» **Goal**
State how many lines of the entries hold the string "text". Reply with the number alone.

--- START ---

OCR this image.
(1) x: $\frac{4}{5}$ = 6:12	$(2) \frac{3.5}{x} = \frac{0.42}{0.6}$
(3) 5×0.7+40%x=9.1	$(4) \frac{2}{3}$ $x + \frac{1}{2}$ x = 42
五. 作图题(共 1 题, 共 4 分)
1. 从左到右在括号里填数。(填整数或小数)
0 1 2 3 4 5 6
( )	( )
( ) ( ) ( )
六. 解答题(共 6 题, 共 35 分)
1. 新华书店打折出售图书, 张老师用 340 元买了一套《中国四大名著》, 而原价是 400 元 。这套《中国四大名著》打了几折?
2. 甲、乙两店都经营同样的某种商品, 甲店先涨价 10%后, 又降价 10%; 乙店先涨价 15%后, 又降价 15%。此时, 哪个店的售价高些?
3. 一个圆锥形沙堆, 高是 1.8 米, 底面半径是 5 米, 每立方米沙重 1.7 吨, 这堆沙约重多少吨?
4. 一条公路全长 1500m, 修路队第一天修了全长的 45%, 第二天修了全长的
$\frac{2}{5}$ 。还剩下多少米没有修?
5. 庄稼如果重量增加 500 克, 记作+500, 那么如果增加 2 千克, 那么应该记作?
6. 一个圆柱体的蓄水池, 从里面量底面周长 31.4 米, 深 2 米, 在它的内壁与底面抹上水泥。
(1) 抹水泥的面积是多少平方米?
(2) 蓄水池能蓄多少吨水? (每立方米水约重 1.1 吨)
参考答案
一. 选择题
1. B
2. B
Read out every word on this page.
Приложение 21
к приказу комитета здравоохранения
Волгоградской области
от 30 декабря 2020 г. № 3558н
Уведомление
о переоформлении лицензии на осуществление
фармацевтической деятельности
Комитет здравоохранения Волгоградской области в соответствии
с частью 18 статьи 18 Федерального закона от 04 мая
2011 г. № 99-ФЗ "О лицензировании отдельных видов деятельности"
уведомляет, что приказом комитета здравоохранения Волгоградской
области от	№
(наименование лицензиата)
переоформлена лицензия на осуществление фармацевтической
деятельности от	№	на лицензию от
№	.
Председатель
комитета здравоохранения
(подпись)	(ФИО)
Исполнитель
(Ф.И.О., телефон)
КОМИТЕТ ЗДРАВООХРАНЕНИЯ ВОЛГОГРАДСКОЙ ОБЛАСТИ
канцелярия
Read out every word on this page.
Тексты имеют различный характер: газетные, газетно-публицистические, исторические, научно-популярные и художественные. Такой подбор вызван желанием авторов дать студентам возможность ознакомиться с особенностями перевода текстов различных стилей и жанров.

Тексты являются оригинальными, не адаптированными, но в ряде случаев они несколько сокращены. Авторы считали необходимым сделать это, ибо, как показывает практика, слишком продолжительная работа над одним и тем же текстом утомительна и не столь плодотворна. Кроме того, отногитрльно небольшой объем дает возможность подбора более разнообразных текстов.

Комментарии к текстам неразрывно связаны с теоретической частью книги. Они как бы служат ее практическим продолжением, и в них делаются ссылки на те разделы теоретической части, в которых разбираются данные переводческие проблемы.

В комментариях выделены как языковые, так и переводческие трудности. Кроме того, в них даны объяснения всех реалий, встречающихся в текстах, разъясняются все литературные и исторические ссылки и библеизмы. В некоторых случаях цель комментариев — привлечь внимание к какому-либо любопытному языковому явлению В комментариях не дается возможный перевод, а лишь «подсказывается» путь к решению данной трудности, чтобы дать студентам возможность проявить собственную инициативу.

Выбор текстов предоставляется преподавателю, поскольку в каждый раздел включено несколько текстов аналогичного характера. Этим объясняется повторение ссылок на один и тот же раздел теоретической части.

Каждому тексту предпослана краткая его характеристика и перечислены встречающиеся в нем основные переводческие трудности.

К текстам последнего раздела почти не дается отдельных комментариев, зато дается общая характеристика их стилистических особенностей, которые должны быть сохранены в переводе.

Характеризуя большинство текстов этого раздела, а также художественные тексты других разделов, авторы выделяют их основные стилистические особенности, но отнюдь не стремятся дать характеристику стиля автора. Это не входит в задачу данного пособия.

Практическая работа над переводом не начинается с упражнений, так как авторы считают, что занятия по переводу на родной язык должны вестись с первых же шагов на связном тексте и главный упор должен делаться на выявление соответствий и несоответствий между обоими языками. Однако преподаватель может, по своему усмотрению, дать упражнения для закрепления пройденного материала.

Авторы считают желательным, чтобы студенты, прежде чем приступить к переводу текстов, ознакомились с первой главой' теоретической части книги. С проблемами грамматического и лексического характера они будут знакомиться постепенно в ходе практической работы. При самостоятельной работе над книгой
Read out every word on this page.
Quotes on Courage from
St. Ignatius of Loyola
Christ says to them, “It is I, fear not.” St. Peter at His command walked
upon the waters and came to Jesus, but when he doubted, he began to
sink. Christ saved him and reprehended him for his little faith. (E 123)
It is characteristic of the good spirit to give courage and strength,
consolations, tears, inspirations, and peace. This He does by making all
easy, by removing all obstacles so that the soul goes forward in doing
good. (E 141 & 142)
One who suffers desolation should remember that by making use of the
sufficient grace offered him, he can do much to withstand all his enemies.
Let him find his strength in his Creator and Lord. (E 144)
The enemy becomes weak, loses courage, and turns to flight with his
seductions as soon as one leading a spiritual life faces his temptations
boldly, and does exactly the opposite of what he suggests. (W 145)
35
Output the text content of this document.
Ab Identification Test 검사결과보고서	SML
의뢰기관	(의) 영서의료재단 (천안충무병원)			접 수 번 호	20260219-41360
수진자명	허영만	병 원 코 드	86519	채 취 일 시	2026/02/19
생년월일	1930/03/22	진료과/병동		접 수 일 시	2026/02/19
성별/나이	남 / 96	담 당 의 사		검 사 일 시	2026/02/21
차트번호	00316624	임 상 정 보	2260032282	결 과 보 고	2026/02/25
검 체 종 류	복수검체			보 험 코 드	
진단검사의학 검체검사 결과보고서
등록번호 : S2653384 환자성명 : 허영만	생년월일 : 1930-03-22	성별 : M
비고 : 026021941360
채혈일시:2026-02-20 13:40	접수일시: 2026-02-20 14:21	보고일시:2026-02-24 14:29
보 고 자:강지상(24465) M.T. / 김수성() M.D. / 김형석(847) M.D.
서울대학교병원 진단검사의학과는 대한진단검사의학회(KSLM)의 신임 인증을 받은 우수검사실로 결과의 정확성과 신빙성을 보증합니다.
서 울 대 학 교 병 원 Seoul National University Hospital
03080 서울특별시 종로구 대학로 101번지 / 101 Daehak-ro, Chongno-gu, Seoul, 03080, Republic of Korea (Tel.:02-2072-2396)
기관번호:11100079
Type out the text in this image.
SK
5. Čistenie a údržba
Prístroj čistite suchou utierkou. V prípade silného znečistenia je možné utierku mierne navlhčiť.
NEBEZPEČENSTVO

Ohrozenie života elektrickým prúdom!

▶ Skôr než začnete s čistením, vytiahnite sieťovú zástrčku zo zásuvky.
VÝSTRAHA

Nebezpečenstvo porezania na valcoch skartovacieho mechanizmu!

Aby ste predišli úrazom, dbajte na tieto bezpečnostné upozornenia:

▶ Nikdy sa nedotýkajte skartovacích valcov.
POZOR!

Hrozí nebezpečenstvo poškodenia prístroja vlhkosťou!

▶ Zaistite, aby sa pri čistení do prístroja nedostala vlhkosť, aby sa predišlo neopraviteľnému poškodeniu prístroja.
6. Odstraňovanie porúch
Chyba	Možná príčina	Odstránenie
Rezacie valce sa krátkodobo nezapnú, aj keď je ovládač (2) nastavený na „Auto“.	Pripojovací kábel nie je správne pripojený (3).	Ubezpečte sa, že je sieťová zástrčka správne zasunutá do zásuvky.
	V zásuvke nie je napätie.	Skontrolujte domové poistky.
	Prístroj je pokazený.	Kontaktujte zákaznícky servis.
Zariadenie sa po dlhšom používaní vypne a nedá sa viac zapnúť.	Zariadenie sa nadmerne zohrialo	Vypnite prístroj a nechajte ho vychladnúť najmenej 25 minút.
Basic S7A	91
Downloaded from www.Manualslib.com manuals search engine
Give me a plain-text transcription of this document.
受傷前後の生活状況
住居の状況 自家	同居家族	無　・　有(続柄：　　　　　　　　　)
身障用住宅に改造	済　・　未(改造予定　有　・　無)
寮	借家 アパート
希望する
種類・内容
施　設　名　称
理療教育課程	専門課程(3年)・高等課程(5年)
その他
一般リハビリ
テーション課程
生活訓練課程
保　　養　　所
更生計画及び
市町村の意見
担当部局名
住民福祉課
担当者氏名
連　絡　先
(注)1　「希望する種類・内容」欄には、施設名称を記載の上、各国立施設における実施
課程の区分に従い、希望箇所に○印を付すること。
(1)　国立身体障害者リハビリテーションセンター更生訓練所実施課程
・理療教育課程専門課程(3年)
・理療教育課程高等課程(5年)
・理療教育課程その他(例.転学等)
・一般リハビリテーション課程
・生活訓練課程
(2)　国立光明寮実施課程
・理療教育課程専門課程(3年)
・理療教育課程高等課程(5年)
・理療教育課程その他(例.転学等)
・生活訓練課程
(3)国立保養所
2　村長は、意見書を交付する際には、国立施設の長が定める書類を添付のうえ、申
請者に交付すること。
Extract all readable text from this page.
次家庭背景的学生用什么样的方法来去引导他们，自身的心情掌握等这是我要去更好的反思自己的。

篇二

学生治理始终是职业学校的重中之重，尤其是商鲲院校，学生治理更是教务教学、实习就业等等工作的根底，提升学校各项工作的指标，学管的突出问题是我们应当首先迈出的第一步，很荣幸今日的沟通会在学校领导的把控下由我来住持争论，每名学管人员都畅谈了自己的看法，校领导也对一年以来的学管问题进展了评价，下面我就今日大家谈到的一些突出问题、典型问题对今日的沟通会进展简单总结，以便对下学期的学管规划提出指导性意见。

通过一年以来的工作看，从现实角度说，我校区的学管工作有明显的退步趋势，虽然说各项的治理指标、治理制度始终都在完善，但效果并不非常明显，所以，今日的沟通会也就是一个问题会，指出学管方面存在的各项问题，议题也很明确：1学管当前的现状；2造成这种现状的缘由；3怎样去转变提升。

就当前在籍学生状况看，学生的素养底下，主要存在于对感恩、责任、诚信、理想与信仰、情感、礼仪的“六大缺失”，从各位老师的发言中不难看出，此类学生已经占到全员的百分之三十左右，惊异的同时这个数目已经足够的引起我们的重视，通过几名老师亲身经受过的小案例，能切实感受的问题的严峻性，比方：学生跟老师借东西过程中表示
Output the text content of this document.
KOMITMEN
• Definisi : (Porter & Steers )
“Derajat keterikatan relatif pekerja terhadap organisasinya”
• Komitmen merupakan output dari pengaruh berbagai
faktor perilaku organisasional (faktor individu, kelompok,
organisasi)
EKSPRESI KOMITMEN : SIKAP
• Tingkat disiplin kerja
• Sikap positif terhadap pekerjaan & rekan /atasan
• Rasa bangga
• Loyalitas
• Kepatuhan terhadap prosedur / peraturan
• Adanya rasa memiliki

--- END ---

» **Solved exercise**
5